Task requirements — Copy nothing but the text: reproduce each line of the listing exactly and leave the pictures out.
##########
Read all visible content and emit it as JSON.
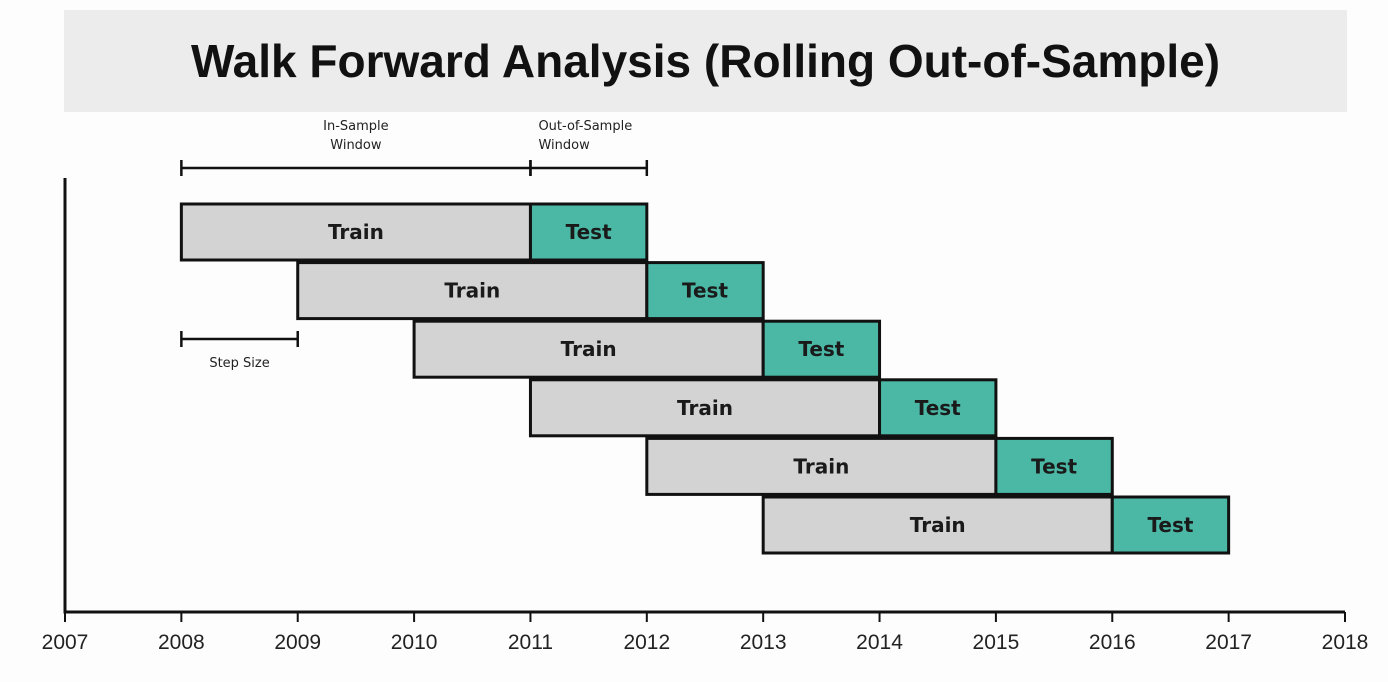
{
  "title": "Walk Forward Analysis (Rolling Out-of-Sample)",
  "colors": {
    "train_fill": "#d3d3d3",
    "test_fill": "#4bb8a6",
    "outline": "#111111",
    "title_band": "#ececec"
  },
  "annotations": {
    "in_sample": {
      "line1": "In-Sample",
      "line2": "Window",
      "start": 2008,
      "end": 2011
    },
    "out_of_sample": {
      "line1": "Out-of-Sample",
      "line2": "Window",
      "start": 2011,
      "end": 2012
    },
    "step_size": {
      "label": "Step Size",
      "start": 2008,
      "end": 2009
    }
  },
  "chart_data": {
    "type": "gantt",
    "x_axis": {
      "ticks": [
        "2007",
        "2008",
        "2009",
        "2010",
        "2011",
        "2012",
        "2013",
        "2014",
        "2015",
        "2016",
        "2017",
        "2018"
      ],
      "range": [
        2007,
        2018
      ]
    },
    "rows": [
      {
        "train_label": "Train",
        "test_label": "Test",
        "train_start": 2008,
        "train_end": 2011,
        "test_start": 2011,
        "test_end": 2012
      },
      {
        "train_label": "Train",
        "test_label": "Test",
        "train_start": 2009,
        "train_end": 2012,
        "test_start": 2012,
        "test_end": 2013
      },
      {
        "train_label": "Train",
        "test_label": "Test",
        "train_start": 2010,
        "train_end": 2013,
        "test_start": 2013,
        "test_end": 2014
      },
      {
        "train_label": "Train",
        "test_label": "Test",
        "train_start": 2011,
        "train_end": 2014,
        "test_start": 2014,
        "test_end": 2015
      },
      {
        "train_label": "Train",
        "test_label": "Test",
        "train_start": 2012,
        "train_end": 2015,
        "test_start": 2015,
        "test_end": 2016
      },
      {
        "train_label": "Train",
        "test_label": "Test",
        "train_start": 2013,
        "train_end": 2016,
        "test_start": 2016,
        "test_end": 2017
      }
    ]
  }
}
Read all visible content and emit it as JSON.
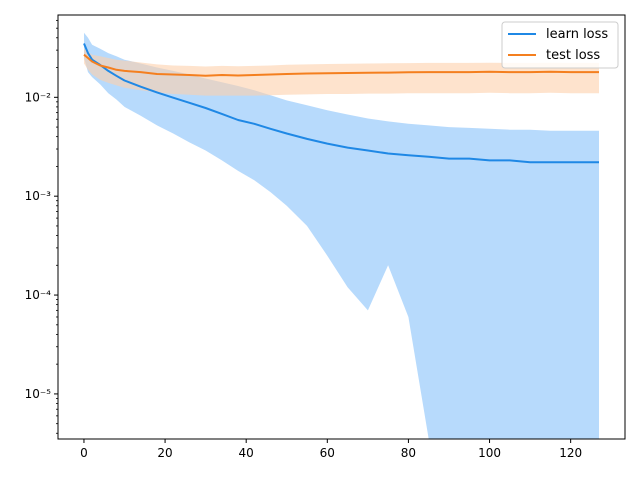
##########
Full solution —
Read all visible content and emit it as JSON.
{
  "title": "Walk Forward Analysis (Rolling Out-of-Sample)",
  "colors": {
    "train_fill": "#d3d3d3",
    "test_fill": "#4bb8a6",
    "outline": "#111111",
    "title_band": "#ececec"
  },
  "annotations": {
    "in_sample": {
      "line1": "In-Sample",
      "line2": "Window",
      "start": 2008,
      "end": 2011
    },
    "out_of_sample": {
      "line1": "Out-of-Sample",
      "line2": "Window",
      "start": 2011,
      "end": 2012
    },
    "step_size": {
      "label": "Step Size",
      "start": 2008,
      "end": 2009
    }
  },
  "chart_data": {
    "type": "gantt",
    "x_axis": {
      "ticks": [
        "2007",
        "2008",
        "2009",
        "2010",
        "2011",
        "2012",
        "2013",
        "2014",
        "2015",
        "2016",
        "2017",
        "2018"
      ],
      "range": [
        2007,
        2018
      ]
    },
    "rows": [
      {
        "train_label": "Train",
        "test_label": "Test",
        "train_start": 2008,
        "train_end": 2011,
        "test_start": 2011,
        "test_end": 2012
      },
      {
        "train_label": "Train",
        "test_label": "Test",
        "train_start": 2009,
        "train_end": 2012,
        "test_start": 2012,
        "test_end": 2013
      },
      {
        "train_label": "Train",
        "test_label": "Test",
        "train_start": 2010,
        "train_end": 2013,
        "test_start": 2013,
        "test_end": 2014
      },
      {
        "train_label": "Train",
        "test_label": "Test",
        "train_start": 2011,
        "train_end": 2014,
        "test_start": 2014,
        "test_end": 2015
      },
      {
        "train_label": "Train",
        "test_label": "Test",
        "train_start": 2012,
        "train_end": 2015,
        "test_start": 2015,
        "test_end": 2016
      },
      {
        "train_label": "Train",
        "test_label": "Test",
        "train_start": 2013,
        "train_end": 2016,
        "test_start": 2016,
        "test_end": 2017
      }
    ]
  }
}
Read all visible content and emit it as JSON.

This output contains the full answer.